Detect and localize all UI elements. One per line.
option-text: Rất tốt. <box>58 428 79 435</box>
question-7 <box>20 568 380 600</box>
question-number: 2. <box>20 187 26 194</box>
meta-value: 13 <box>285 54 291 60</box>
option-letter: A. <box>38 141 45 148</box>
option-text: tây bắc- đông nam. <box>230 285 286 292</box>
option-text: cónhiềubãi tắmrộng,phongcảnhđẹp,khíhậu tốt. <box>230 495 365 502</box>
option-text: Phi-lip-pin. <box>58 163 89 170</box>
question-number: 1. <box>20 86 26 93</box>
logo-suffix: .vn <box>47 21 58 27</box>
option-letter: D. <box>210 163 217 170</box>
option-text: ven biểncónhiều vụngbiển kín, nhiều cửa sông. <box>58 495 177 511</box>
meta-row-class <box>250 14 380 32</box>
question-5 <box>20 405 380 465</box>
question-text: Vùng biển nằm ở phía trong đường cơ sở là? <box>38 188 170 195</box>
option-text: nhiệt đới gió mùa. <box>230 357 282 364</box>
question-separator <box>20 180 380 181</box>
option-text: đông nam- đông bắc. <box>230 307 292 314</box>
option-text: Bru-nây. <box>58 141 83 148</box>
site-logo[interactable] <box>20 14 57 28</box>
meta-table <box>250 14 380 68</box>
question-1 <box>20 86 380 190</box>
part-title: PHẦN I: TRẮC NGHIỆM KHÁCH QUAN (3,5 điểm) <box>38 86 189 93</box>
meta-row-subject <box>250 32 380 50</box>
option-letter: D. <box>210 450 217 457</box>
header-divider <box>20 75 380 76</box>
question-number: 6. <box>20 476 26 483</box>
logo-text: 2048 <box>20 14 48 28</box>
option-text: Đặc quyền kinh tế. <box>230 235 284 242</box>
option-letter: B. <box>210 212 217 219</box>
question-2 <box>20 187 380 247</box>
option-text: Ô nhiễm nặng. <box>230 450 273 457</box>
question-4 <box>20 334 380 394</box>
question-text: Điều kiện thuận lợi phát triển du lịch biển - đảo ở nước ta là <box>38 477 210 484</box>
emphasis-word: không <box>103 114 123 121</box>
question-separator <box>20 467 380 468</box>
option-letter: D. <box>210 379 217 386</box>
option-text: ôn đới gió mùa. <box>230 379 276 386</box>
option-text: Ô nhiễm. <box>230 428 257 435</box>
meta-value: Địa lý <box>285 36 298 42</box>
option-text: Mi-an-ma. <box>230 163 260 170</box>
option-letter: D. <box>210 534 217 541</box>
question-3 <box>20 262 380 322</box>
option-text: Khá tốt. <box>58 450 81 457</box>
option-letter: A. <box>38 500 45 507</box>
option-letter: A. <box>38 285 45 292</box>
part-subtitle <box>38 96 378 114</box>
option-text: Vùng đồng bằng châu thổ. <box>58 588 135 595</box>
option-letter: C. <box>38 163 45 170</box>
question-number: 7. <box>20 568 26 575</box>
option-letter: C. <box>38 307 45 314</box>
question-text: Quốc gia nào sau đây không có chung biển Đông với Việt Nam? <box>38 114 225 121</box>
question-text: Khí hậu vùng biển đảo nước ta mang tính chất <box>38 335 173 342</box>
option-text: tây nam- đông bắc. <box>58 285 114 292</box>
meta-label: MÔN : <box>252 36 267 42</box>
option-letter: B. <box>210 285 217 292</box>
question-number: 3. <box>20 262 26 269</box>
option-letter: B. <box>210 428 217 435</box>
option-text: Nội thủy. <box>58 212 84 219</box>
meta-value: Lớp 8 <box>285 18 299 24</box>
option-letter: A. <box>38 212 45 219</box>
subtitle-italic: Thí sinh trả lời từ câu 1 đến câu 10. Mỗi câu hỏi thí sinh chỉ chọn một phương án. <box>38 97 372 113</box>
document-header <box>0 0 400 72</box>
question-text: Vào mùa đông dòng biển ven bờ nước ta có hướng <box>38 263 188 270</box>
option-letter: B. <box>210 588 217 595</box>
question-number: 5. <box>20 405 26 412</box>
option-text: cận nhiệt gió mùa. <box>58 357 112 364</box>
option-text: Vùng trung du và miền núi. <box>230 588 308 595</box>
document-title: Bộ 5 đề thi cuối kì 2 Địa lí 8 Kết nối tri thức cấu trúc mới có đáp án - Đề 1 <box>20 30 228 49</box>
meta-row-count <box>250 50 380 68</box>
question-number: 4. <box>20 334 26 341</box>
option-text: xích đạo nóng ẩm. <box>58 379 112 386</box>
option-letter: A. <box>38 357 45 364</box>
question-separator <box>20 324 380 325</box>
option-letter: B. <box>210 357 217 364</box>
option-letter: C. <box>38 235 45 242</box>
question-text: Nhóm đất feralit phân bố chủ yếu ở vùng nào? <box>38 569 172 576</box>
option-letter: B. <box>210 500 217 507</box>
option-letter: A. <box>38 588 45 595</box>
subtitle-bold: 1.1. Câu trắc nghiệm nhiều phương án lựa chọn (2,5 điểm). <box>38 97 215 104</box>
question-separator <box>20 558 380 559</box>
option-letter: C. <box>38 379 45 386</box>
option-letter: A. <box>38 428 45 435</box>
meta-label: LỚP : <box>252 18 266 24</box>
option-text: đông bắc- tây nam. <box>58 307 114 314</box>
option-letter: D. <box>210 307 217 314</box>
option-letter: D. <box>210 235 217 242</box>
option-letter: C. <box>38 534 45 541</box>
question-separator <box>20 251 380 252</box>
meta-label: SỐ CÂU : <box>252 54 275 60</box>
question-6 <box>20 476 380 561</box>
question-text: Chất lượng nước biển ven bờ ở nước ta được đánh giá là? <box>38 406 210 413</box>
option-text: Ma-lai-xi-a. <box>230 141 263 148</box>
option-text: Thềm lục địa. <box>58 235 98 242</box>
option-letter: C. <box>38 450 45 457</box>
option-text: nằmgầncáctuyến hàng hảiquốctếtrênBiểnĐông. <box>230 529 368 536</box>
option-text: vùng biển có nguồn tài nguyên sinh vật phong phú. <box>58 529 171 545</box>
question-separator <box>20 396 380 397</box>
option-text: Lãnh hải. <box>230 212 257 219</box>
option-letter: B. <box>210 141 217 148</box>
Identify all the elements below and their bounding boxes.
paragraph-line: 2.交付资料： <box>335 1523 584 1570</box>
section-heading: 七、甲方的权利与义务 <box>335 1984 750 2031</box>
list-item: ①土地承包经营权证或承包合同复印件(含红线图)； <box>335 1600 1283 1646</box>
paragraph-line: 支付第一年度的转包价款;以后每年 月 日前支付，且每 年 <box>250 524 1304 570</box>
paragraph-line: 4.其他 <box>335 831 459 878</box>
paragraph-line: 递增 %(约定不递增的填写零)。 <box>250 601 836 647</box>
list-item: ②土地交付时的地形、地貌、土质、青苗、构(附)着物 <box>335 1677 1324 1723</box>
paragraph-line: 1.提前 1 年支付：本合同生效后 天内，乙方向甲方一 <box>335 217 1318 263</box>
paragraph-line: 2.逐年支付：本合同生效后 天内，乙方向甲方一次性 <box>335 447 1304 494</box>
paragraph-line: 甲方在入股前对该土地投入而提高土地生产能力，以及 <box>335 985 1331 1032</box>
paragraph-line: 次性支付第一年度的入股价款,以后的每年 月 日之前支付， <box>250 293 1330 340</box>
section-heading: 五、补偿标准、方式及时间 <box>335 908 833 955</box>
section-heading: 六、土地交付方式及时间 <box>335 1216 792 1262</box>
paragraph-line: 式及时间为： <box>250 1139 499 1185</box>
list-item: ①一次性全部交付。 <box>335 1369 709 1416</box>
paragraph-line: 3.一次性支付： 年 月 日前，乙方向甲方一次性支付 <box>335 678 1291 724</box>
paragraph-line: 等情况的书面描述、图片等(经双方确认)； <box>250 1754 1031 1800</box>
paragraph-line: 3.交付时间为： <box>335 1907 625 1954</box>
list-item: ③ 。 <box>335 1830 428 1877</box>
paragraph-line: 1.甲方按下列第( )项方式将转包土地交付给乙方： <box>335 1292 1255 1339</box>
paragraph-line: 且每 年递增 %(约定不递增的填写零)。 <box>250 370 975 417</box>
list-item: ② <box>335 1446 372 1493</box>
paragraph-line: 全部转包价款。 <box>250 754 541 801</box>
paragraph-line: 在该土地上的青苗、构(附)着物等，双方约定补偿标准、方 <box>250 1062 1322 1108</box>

----

* **WHAT NEEDS TO BE DONE**
Write out the lines of the records from the start through the line containing "logo-suffix: .vn <box>47 21 58 27</box>", both ends included.

* **ANSWER TO THIS EXERCISE**
Detect and localize all UI elements. One per line.
option-text: Rất tốt. <box>58 428 79 435</box>
question-7 <box>20 568 380 600</box>
question-number: 2. <box>20 187 26 194</box>
meta-value: 13 <box>285 54 291 60</box>
option-letter: A. <box>38 141 45 148</box>
option-text: tây bắc- đông nam. <box>230 285 286 292</box>
option-text: cónhiềubãi tắmrộng,phongcảnhđẹp,khíhậu tốt. <box>230 495 365 502</box>
option-text: Phi-lip-pin. <box>58 163 89 170</box>
question-number: 1. <box>20 86 26 93</box>
logo-suffix: .vn <box>47 21 58 27</box>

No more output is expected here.